* Begin Input records *

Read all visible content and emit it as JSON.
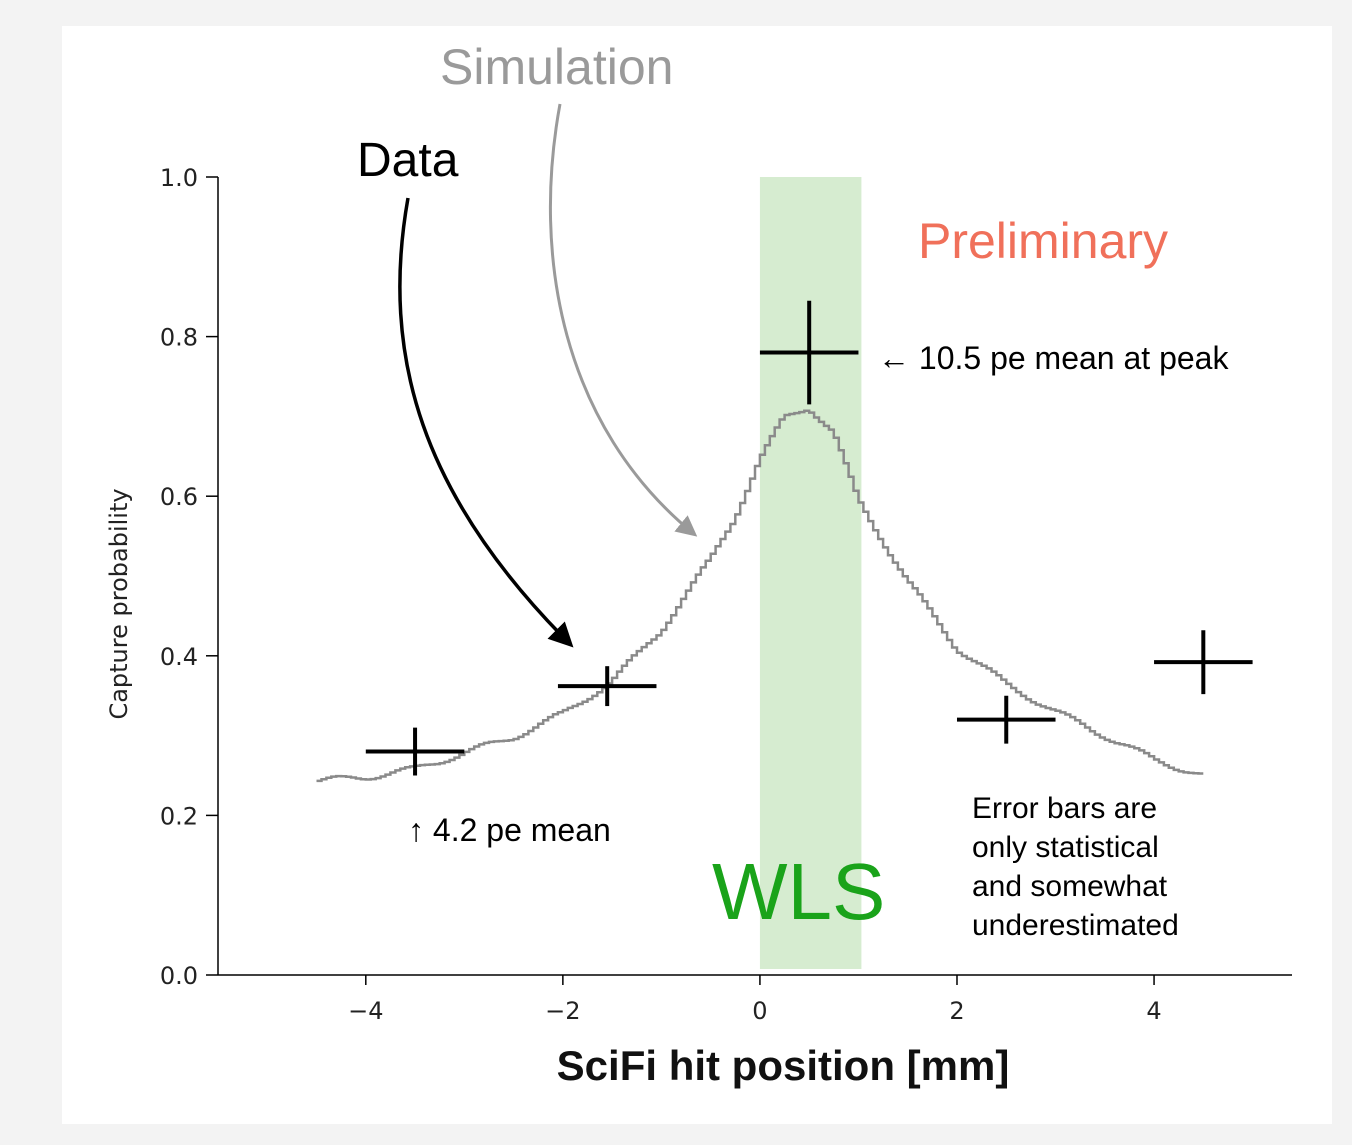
{
  "chart_data": {
    "type": "scatter",
    "xlabel": "SciFi hit position [mm]",
    "ylabel": "Capture probability",
    "xlim": [
      -5.5,
      5.4
    ],
    "ylim": [
      0.0,
      1.0
    ],
    "x_ticks": [
      "−4",
      "−2",
      "0",
      "2",
      "4"
    ],
    "x_tick_values": [
      -4,
      -2,
      0,
      2,
      4
    ],
    "y_ticks": [
      "0.0",
      "0.2",
      "0.4",
      "0.6",
      "0.8",
      "1.0"
    ],
    "y_tick_values": [
      0.0,
      0.2,
      0.4,
      0.6,
      0.8,
      1.0
    ],
    "grid": false,
    "colors": {
      "data": "#000000",
      "simulation": "#8a8a8a",
      "wls_band": "#d6ecd0",
      "wls_text": "#1aa31a",
      "preliminary": "#f0705a",
      "simulation_label": "#9a9a9a"
    },
    "shaded_region": {
      "label": "WLS",
      "x0": 0.0,
      "x1": 1.03
    },
    "series": [
      {
        "name": "Data",
        "kind": "errorbar",
        "points": [
          {
            "x": -3.5,
            "y": 0.28,
            "xerr": 0.5,
            "yerr": 0.03
          },
          {
            "x": -1.55,
            "y": 0.362,
            "xerr": 0.5,
            "yerr": 0.025
          },
          {
            "x": 0.5,
            "y": 0.78,
            "xerr": 0.5,
            "yerr": 0.065
          },
          {
            "x": 2.5,
            "y": 0.32,
            "xerr": 0.5,
            "yerr": 0.03
          },
          {
            "x": 4.5,
            "y": 0.392,
            "xerr": 0.5,
            "yerr": 0.04
          }
        ]
      },
      {
        "name": "Simulation",
        "kind": "step",
        "x": [
          -4.5,
          -4.0,
          -3.5,
          -3.0,
          -2.5,
          -2.0,
          -1.5,
          -1.0,
          -0.5,
          -0.25,
          0.0,
          0.25,
          0.5,
          0.75,
          1.0,
          1.25,
          1.5,
          2.0,
          2.5,
          3.0,
          3.5,
          4.0,
          4.5
        ],
        "y": [
          0.243,
          0.248,
          0.258,
          0.278,
          0.298,
          0.327,
          0.368,
          0.432,
          0.52,
          0.574,
          0.645,
          0.698,
          0.712,
          0.68,
          0.595,
          0.545,
          0.494,
          0.41,
          0.365,
          0.33,
          0.3,
          0.27,
          0.25
        ]
      }
    ],
    "annotations": {
      "data_label": "Data",
      "simulation_label": "Simulation",
      "preliminary": "Preliminary",
      "peak_note": "← 10.5 pe mean at peak",
      "left_note": "↑ 4.2 pe mean",
      "error_note": [
        "Error bars are",
        "only statistical",
        "and somewhat",
        "underestimated"
      ],
      "wls": "WLS"
    }
  }
}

* End Input records *

What to work on:
All entries are to be retyped exactly. Omit any embedded images.

Result of this exercise:
Read all visible content and emit it as JSON.
{
  "chart_data": {
    "type": "scatter",
    "xlabel": "SciFi hit position [mm]",
    "ylabel": "Capture probability",
    "xlim": [
      -5.5,
      5.4
    ],
    "ylim": [
      0.0,
      1.0
    ],
    "x_ticks": [
      "−4",
      "−2",
      "0",
      "2",
      "4"
    ],
    "x_tick_values": [
      -4,
      -2,
      0,
      2,
      4
    ],
    "y_ticks": [
      "0.0",
      "0.2",
      "0.4",
      "0.6",
      "0.8",
      "1.0"
    ],
    "y_tick_values": [
      0.0,
      0.2,
      0.4,
      0.6,
      0.8,
      1.0
    ],
    "grid": false,
    "colors": {
      "data": "#000000",
      "simulation": "#8a8a8a",
      "wls_band": "#d6ecd0",
      "wls_text": "#1aa31a",
      "preliminary": "#f0705a",
      "simulation_label": "#9a9a9a"
    },
    "shaded_region": {
      "label": "WLS",
      "x0": 0.0,
      "x1": 1.03
    },
    "series": [
      {
        "name": "Data",
        "kind": "errorbar",
        "points": [
          {
            "x": -3.5,
            "y": 0.28,
            "xerr": 0.5,
            "yerr": 0.03
          },
          {
            "x": -1.55,
            "y": 0.362,
            "xerr": 0.5,
            "yerr": 0.025
          },
          {
            "x": 0.5,
            "y": 0.78,
            "xerr": 0.5,
            "yerr": 0.065
          },
          {
            "x": 2.5,
            "y": 0.32,
            "xerr": 0.5,
            "yerr": 0.03
          },
          {
            "x": 4.5,
            "y": 0.392,
            "xerr": 0.5,
            "yerr": 0.04
          }
        ]
      },
      {
        "name": "Simulation",
        "kind": "step",
        "x": [
          -4.5,
          -4.0,
          -3.5,
          -3.0,
          -2.5,
          -2.0,
          -1.5,
          -1.0,
          -0.5,
          -0.25,
          0.0,
          0.25,
          0.5,
          0.75,
          1.0,
          1.25,
          1.5,
          2.0,
          2.5,
          3.0,
          3.5,
          4.0,
          4.5
        ],
        "y": [
          0.243,
          0.248,
          0.258,
          0.278,
          0.298,
          0.327,
          0.368,
          0.432,
          0.52,
          0.574,
          0.645,
          0.698,
          0.712,
          0.68,
          0.595,
          0.545,
          0.494,
          0.41,
          0.365,
          0.33,
          0.3,
          0.27,
          0.25
        ]
      }
    ],
    "annotations": {
      "data_label": "Data",
      "simulation_label": "Simulation",
      "preliminary": "Preliminary",
      "peak_note": "← 10.5 pe mean at peak",
      "left_note": "↑ 4.2 pe mean",
      "error_note": [
        "Error bars are",
        "only statistical",
        "and somewhat",
        "underestimated"
      ],
      "wls": "WLS"
    }
  }
}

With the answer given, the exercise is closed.